• [Objective]:
Write out each line from the data below that includes the word "desc".

----

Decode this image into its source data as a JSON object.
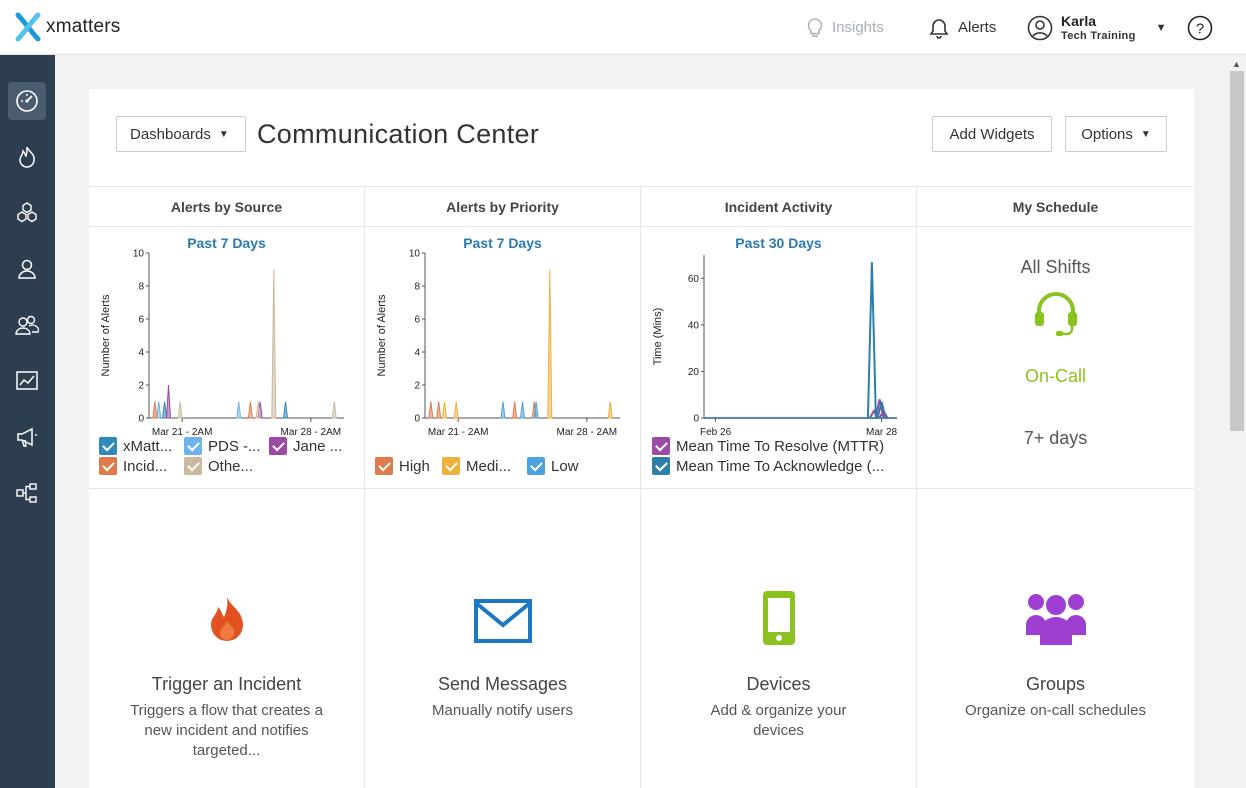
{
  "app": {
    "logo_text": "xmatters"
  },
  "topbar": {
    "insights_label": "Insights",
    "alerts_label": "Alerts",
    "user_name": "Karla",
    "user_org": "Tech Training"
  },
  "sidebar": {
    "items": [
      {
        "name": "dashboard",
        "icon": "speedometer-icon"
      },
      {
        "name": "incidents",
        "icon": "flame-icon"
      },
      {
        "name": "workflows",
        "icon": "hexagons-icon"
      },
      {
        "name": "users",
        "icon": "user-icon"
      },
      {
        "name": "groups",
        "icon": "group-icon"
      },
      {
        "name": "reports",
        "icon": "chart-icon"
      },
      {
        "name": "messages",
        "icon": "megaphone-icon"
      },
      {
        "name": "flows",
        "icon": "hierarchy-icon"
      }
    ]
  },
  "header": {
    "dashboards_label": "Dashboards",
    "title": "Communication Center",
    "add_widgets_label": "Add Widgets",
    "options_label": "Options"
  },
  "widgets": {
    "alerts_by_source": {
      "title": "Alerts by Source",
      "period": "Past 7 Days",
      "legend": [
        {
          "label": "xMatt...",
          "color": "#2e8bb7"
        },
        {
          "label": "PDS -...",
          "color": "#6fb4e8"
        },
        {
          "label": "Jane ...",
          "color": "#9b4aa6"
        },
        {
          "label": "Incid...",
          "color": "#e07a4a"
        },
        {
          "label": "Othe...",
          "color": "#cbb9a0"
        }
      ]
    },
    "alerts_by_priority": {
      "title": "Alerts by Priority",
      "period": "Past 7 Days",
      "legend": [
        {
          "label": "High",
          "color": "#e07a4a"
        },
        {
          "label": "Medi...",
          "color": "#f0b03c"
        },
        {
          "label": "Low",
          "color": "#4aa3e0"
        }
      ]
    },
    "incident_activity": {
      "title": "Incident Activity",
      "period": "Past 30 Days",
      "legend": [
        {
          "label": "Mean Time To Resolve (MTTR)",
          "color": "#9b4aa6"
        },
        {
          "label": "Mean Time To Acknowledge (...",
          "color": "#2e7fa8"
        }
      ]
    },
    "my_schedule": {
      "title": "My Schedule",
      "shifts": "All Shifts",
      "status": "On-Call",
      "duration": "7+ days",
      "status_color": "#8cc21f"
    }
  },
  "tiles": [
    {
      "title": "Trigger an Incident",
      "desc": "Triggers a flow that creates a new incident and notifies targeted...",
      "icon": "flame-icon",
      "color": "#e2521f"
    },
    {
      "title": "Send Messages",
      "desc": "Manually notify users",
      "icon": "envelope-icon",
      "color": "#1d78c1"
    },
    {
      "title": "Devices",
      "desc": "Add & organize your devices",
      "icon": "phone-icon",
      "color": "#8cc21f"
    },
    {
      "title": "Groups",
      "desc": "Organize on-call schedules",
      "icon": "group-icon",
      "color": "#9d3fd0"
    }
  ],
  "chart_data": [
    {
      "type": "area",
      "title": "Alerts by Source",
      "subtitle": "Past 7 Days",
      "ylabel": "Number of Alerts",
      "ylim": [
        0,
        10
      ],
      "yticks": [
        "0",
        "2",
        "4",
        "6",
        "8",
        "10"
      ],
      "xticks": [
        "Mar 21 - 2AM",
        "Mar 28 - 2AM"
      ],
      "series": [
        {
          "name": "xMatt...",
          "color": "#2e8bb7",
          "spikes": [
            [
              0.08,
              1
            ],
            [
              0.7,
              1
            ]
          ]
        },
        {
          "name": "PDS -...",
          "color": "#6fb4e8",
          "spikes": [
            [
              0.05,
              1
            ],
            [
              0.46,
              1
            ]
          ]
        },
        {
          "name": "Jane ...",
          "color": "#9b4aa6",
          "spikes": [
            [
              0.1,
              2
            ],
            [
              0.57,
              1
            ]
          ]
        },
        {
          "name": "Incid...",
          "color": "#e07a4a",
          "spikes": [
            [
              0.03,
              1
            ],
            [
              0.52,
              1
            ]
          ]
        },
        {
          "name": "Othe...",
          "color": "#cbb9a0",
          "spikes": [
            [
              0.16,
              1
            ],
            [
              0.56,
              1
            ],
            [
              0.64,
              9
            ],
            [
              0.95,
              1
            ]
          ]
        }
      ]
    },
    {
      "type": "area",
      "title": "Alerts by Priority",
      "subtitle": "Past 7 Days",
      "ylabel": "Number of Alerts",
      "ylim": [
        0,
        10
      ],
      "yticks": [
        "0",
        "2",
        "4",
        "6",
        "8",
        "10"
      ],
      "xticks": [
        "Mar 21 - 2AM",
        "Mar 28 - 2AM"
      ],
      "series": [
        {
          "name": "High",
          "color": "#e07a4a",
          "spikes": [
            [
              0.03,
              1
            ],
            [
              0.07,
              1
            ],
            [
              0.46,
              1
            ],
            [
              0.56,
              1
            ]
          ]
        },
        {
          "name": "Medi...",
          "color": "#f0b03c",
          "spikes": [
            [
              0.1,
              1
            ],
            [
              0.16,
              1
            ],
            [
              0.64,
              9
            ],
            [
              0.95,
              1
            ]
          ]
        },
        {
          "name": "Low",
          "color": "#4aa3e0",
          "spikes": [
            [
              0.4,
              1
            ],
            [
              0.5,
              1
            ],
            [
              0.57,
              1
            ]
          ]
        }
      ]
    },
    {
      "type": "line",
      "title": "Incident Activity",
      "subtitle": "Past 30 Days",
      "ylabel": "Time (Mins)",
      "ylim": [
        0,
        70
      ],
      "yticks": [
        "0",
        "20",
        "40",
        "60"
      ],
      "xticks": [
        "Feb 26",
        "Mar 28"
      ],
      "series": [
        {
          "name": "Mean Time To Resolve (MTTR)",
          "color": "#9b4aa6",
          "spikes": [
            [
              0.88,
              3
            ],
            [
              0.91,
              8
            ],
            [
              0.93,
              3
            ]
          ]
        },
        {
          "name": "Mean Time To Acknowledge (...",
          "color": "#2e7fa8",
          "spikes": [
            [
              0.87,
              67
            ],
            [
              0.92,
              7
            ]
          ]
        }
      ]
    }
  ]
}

----

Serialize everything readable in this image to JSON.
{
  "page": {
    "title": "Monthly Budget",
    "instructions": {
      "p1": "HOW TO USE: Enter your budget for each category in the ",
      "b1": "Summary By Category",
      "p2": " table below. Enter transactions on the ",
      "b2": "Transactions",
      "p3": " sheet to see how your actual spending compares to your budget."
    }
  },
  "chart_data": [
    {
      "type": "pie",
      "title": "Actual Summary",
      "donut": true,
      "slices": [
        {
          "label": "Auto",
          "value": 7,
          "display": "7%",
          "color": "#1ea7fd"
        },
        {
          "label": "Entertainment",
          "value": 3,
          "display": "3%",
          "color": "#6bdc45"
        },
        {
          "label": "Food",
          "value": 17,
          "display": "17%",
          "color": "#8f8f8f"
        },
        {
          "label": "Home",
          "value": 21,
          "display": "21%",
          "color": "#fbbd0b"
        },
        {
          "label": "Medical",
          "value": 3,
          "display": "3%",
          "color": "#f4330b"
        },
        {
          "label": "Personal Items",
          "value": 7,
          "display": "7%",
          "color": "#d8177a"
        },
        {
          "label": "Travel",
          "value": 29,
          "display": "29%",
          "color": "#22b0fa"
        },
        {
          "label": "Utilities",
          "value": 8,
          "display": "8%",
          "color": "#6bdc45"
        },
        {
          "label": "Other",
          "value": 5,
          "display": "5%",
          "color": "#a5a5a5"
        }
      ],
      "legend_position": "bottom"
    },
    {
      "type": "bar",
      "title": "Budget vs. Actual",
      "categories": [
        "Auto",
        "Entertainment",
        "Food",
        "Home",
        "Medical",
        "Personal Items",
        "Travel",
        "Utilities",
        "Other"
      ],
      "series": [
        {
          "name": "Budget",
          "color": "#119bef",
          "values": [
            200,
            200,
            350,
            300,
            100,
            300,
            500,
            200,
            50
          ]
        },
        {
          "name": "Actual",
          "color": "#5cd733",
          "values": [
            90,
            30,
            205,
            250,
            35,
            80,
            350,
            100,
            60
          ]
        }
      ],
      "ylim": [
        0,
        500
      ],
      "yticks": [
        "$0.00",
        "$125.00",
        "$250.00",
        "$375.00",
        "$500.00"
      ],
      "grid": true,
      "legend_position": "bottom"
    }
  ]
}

----

• [Worked answer]:
      "desc": "Triggers a flow that creates a new incident and notifies targeted...",
      "desc": "Manually notify users",
      "desc": "Add & organize your devices",
      "desc": "Organize on-call schedules",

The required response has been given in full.